Job
Write the data out again in full, with no departure from the original.

─── Exercise input ───

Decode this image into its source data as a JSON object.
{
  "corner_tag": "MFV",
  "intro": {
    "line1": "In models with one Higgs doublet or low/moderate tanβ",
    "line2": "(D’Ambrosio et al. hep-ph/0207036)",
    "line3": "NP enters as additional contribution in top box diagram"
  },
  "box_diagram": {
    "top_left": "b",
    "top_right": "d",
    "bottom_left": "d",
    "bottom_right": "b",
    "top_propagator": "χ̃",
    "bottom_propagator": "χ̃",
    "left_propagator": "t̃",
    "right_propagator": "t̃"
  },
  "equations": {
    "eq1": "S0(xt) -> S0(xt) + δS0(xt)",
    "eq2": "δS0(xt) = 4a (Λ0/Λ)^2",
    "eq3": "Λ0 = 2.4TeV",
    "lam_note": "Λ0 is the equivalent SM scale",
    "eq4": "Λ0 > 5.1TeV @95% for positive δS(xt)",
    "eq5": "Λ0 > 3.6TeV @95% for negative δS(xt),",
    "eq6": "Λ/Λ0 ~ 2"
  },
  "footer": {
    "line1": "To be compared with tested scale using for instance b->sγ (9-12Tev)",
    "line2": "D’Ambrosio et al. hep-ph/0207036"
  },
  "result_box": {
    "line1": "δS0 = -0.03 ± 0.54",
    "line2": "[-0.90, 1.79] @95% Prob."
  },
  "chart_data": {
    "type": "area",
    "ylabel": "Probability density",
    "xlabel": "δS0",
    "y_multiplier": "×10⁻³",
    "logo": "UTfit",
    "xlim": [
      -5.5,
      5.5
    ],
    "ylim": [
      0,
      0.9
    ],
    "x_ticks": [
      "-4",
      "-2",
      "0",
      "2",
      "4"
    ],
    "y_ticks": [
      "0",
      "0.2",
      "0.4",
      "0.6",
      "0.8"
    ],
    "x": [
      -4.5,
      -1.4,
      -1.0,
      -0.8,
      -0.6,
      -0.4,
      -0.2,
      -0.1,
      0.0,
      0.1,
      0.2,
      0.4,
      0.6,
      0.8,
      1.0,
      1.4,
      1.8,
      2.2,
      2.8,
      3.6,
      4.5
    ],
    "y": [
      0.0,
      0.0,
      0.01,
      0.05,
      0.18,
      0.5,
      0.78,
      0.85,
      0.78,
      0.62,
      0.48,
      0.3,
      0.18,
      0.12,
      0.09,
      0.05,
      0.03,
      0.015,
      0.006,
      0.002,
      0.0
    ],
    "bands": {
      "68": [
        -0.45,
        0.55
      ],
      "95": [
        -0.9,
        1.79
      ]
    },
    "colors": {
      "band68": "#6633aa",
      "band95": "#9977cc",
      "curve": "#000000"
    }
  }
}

───

Answer to this problem
Decode this image into its source data as a JSON object.
{
  "corner_tag": "MFV",
  "intro": {
    "line1": "In models with one Higgs doublet or low/moderate tanβ",
    "line2": "(D’Ambrosio et al. hep-ph/0207036)",
    "line3": "NP enters as additional contribution in top box diagram"
  },
  "box_diagram": {
    "top_left": "b",
    "top_right": "d",
    "bottom_left": "d",
    "bottom_right": "b",
    "top_propagator": "χ̃",
    "bottom_propagator": "χ̃",
    "left_propagator": "t̃",
    "right_propagator": "t̃"
  },
  "equations": {
    "eq1": "S0(xt) -> S0(xt) + δS0(xt)",
    "eq2": "δS0(xt) = 4a (Λ0/Λ)^2",
    "eq3": "Λ0 = 2.4TeV",
    "lam_note": "Λ0 is the equivalent SM scale",
    "eq4": "Λ0 > 5.1TeV @95% for positive δS(xt)",
    "eq5": "Λ0 > 3.6TeV @95% for negative δS(xt),",
    "eq6": "Λ/Λ0 ~ 2"
  },
  "footer": {
    "line1": "To be compared with tested scale using for instance b->sγ (9-12Tev)",
    "line2": "D’Ambrosio et al. hep-ph/0207036"
  },
  "result_box": {
    "line1": "δS0 = -0.03 ± 0.54",
    "line2": "[-0.90, 1.79] @95% Prob."
  },
  "chart_data": {
    "type": "area",
    "ylabel": "Probability density",
    "xlabel": "δS0",
    "y_multiplier": "×10⁻³",
    "logo": "UTfit",
    "xlim": [
      -5.5,
      5.5
    ],
    "ylim": [
      0,
      0.9
    ],
    "x_ticks": [
      "-4",
      "-2",
      "0",
      "2",
      "4"
    ],
    "y_ticks": [
      "0",
      "0.2",
      "0.4",
      "0.6",
      "0.8"
    ],
    "x": [
      -4.5,
      -1.4,
      -1.0,
      -0.8,
      -0.6,
      -0.4,
      -0.2,
      -0.1,
      0.0,
      0.1,
      0.2,
      0.4,
      0.6,
      0.8,
      1.0,
      1.4,
      1.8,
      2.2,
      2.8,
      3.6,
      4.5
    ],
    "y": [
      0.0,
      0.0,
      0.01,
      0.05,
      0.18,
      0.5,
      0.78,
      0.85,
      0.78,
      0.62,
      0.48,
      0.3,
      0.18,
      0.12,
      0.09,
      0.05,
      0.03,
      0.015,
      0.006,
      0.002,
      0.0
    ],
    "bands": {
      "68": [
        -0.45,
        0.55
      ],
      "95": [
        -0.9,
        1.79
      ]
    },
    "colors": {
      "band68": "#6633aa",
      "band95": "#9977cc",
      "curve": "#000000"
    }
  }
}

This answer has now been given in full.